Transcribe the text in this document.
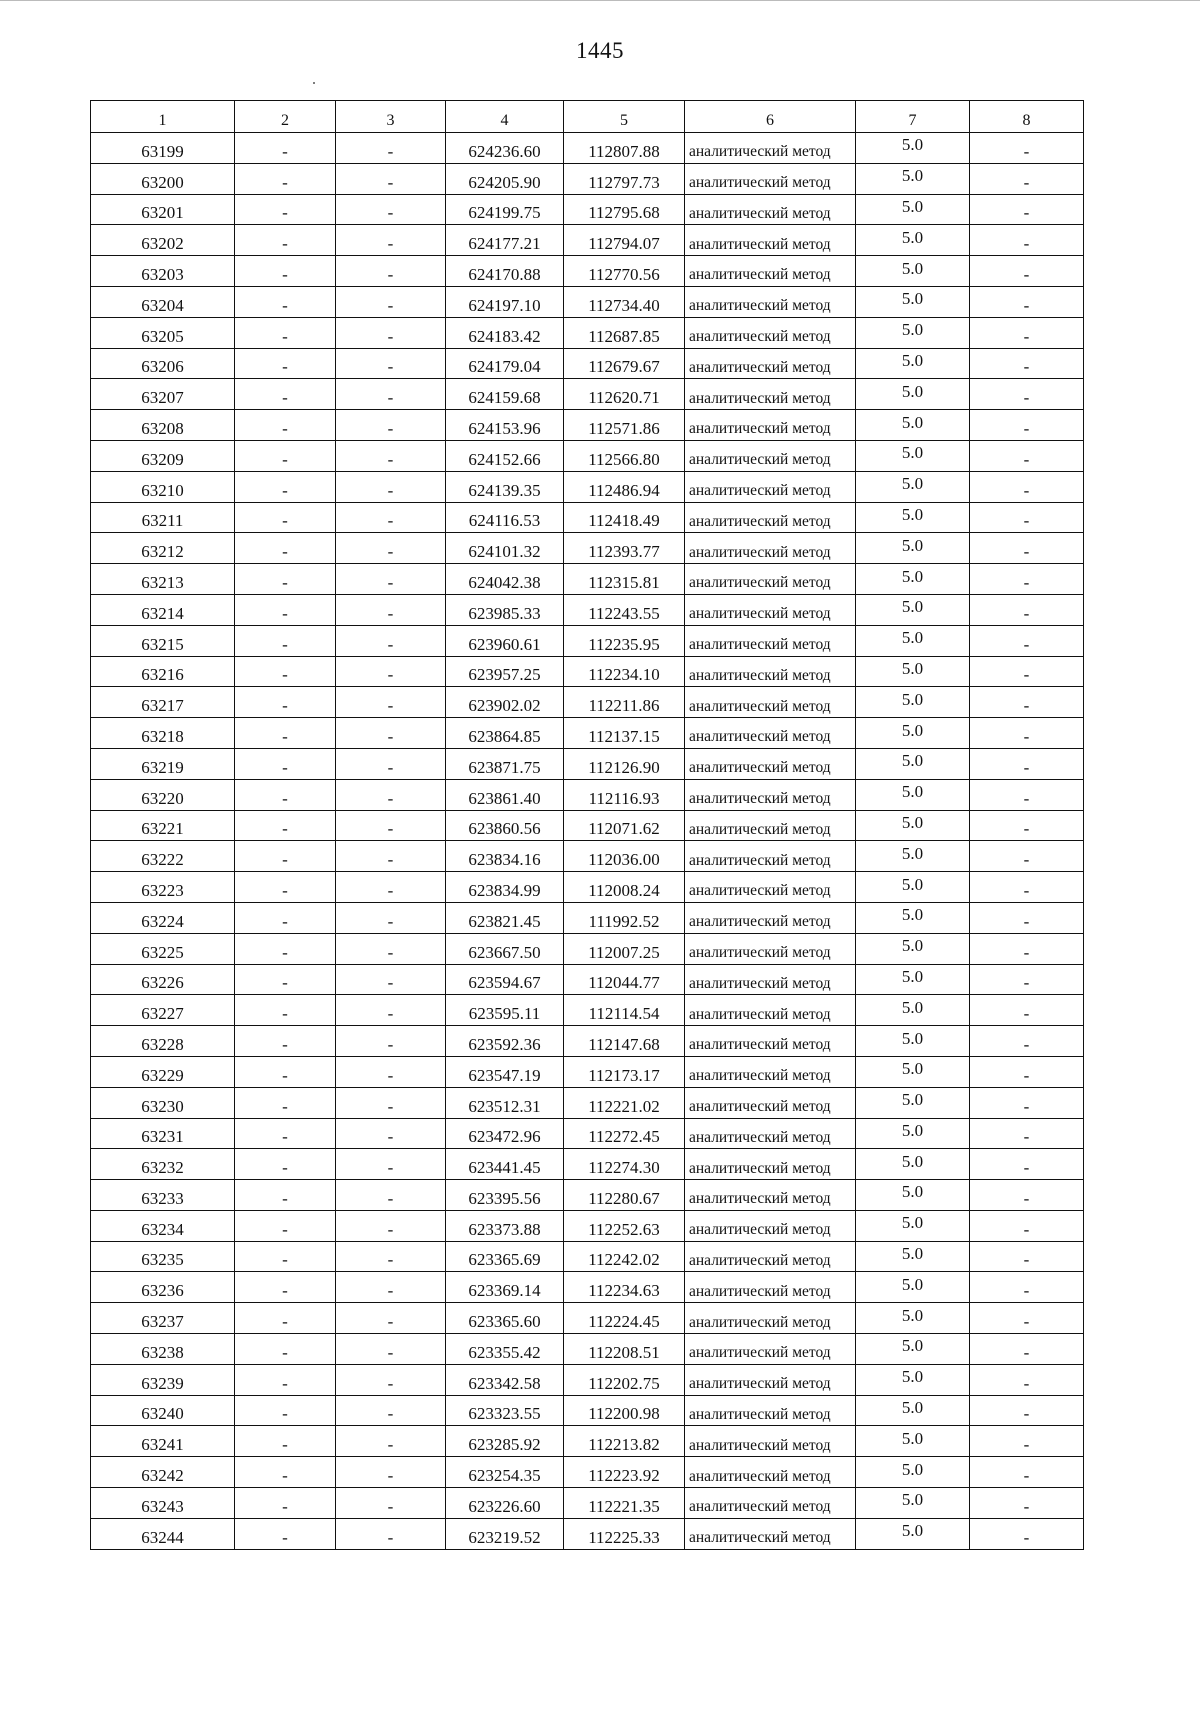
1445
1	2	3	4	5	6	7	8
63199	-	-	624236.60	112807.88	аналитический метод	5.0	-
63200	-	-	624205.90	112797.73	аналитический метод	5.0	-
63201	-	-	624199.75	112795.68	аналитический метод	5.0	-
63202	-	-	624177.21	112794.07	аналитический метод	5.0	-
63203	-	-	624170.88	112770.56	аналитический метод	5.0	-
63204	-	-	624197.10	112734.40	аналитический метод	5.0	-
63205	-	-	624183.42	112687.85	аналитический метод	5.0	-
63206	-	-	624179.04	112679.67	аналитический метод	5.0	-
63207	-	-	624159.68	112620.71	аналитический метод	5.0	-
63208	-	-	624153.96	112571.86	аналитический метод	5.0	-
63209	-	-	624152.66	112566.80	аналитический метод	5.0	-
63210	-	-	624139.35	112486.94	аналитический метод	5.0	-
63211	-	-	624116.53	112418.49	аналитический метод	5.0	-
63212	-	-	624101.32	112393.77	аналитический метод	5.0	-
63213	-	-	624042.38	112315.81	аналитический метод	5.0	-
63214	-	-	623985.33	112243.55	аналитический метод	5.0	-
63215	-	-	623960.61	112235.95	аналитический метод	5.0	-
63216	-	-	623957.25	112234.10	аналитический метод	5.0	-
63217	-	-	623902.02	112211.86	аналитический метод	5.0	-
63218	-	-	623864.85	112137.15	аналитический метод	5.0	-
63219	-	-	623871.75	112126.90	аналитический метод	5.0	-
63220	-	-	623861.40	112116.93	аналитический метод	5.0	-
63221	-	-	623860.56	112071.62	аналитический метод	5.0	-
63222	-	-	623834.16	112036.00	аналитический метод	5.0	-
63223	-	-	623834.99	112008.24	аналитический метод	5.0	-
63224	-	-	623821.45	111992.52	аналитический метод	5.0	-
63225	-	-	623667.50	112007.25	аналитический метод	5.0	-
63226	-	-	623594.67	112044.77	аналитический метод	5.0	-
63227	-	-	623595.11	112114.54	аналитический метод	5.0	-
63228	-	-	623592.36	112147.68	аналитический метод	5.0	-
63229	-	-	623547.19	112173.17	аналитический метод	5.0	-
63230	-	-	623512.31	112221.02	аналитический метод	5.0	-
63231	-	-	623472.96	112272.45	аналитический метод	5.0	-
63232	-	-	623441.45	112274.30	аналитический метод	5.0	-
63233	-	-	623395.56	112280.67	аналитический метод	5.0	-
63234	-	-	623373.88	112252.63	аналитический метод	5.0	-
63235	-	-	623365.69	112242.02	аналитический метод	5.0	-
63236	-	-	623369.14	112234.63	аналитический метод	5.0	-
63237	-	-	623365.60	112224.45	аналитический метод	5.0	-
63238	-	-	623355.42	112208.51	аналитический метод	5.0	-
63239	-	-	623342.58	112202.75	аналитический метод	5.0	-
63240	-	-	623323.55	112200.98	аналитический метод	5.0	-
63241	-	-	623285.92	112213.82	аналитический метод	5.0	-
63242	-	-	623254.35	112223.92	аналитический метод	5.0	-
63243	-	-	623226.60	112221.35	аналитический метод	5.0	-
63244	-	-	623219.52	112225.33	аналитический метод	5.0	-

------------------------------------------------------------------------

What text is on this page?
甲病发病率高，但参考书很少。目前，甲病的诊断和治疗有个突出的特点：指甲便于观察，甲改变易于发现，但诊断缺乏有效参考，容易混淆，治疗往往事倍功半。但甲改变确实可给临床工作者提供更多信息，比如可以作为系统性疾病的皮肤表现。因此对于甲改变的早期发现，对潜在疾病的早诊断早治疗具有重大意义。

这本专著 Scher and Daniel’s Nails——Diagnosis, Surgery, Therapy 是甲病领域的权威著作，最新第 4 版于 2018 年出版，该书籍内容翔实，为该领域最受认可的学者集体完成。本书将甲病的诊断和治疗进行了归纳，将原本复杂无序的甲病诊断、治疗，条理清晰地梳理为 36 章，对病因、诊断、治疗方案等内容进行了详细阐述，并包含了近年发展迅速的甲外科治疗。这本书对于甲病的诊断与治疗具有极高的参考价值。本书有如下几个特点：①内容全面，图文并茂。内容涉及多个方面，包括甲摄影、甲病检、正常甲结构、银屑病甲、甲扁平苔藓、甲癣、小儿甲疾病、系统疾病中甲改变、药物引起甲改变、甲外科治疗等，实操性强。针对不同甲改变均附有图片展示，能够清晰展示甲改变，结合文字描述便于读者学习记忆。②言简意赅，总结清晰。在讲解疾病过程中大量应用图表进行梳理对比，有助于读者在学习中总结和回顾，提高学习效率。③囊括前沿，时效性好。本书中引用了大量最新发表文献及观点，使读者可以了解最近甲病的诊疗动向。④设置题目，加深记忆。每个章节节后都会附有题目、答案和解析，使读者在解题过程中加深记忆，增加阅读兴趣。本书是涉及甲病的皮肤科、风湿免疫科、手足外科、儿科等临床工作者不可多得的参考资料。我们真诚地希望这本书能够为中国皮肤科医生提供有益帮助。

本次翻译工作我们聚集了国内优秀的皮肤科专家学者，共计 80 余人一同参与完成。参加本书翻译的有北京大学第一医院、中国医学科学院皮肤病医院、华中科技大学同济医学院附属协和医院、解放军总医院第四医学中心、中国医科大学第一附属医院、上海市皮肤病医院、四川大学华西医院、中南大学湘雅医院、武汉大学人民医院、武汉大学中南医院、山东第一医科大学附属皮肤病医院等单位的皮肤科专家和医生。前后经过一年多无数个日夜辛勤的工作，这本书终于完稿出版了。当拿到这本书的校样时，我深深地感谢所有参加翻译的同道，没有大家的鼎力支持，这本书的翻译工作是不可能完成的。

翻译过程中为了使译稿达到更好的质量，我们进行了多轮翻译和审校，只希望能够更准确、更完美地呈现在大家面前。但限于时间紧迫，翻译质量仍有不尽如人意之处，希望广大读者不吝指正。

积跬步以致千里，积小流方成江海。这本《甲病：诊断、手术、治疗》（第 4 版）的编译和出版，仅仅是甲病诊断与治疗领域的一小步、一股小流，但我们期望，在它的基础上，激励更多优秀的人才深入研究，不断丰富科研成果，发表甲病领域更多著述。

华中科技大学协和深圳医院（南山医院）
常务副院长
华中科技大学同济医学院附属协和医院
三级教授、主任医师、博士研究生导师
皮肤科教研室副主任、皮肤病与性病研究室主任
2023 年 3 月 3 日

------------------------------------------------------------------------

What to do:
Above are lines of data; state how many of them contain the word "text", with no other output.

Solution to this task:
2